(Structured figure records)

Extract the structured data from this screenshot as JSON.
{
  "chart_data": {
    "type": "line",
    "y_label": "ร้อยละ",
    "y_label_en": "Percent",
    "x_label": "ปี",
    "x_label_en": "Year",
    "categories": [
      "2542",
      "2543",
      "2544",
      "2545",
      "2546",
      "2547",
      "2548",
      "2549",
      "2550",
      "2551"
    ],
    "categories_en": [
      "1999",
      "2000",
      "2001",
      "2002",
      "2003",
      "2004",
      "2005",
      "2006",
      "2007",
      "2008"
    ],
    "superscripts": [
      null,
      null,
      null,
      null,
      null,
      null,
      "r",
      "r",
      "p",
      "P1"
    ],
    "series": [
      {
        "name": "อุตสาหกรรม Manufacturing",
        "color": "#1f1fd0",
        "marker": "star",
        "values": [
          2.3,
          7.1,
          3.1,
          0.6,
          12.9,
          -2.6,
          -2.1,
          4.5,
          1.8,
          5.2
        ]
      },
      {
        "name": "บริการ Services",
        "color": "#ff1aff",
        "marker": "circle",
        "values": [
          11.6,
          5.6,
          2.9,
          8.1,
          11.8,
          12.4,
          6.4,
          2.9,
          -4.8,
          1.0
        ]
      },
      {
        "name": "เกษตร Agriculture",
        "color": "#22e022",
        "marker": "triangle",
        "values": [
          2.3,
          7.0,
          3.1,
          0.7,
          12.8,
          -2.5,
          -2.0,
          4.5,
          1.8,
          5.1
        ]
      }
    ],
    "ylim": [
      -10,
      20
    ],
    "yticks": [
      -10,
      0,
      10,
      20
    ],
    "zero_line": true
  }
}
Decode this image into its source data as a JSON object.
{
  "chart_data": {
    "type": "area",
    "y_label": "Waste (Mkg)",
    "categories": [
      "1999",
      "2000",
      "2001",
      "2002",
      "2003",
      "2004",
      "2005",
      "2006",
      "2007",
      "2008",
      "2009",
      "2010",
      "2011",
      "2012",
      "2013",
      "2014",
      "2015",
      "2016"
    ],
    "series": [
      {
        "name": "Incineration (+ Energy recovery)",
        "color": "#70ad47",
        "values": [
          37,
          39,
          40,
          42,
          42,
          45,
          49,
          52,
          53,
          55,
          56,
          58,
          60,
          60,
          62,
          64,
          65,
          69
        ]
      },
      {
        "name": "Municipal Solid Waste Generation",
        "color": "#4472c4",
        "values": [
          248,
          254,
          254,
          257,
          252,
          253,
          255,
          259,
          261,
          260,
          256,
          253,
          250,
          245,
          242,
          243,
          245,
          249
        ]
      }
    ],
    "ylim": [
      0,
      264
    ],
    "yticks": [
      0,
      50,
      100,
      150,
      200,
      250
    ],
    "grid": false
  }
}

> [Given instruction] Filter the records down to the lines that contain the string "color", and copy those lines.

> [Answer below]
        "color": "#1f1fd0",
        "color": "#ff1aff",
        "color": "#22e022",
        "color": "#70ad47",
        "color": "#4472c4",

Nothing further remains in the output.